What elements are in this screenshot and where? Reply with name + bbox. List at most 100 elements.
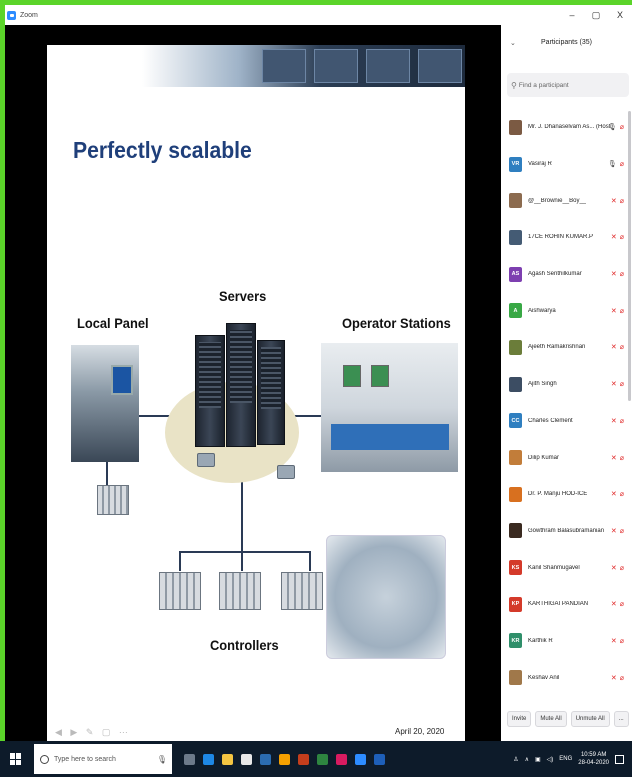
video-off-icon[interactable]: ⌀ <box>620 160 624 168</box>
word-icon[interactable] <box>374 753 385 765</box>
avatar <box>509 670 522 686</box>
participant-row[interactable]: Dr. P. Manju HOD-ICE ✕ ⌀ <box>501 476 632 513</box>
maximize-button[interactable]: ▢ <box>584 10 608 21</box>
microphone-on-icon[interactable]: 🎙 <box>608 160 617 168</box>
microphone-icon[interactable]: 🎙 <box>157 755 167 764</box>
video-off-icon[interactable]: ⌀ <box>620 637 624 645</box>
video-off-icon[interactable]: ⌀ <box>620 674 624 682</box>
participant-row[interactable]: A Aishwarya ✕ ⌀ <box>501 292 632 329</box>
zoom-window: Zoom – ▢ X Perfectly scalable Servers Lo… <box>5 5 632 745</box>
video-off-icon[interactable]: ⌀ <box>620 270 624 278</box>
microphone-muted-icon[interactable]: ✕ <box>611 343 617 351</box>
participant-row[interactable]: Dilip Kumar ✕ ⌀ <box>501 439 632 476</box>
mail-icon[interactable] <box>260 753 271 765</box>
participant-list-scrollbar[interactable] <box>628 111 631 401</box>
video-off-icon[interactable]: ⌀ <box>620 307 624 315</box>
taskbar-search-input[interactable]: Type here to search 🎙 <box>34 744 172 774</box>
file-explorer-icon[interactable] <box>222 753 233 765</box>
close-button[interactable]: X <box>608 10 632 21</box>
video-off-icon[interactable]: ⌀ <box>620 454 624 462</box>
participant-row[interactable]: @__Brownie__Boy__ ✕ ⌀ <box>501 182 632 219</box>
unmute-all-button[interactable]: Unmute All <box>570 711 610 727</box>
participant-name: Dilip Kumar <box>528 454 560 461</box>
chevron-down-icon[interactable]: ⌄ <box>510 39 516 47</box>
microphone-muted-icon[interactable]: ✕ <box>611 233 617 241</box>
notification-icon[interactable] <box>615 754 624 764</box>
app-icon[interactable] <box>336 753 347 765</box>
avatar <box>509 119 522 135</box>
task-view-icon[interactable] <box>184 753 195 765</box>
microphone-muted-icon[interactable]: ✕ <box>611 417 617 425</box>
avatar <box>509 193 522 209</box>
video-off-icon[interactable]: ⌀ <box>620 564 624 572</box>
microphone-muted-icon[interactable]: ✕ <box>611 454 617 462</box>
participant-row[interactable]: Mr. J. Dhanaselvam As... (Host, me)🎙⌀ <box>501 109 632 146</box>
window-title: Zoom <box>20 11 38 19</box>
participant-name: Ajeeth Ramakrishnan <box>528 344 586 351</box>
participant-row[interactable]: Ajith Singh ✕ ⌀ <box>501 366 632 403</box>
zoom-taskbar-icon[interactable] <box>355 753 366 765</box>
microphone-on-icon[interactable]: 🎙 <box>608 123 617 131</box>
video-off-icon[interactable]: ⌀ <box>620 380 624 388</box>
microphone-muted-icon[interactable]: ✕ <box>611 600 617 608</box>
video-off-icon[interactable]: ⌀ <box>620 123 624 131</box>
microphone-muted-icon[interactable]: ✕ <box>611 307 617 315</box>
◆ ◆ ◆ ◆ ◆ ◆ ◆
## WORK TO DO
Format the lines of the records as a JSON list of strings, starting at the line that contains "video-off-icon[interactable]: ⌀ <box>620 160" and ending at the line that contains "maximize-button[interactable]: ▢ <box>584", both included. Use one string per line and leave out any blank lines.

## SOLUTION FOR THIS EXERCISE
[
  "video-off-icon[interactable]: ⌀ <box>620 160 624 168</box>",
  "word-icon[interactable] <box>374 753 385 765</box>",
  "avatar <box>509 670 522 686</box>",
  "participant-row[interactable]: Dr. P. Manju HOD-ICE ✕ ⌀ <box>501 476 632 513</box>",
  "maximize-button[interactable]: ▢ <box>584 10 608 21</box>"
]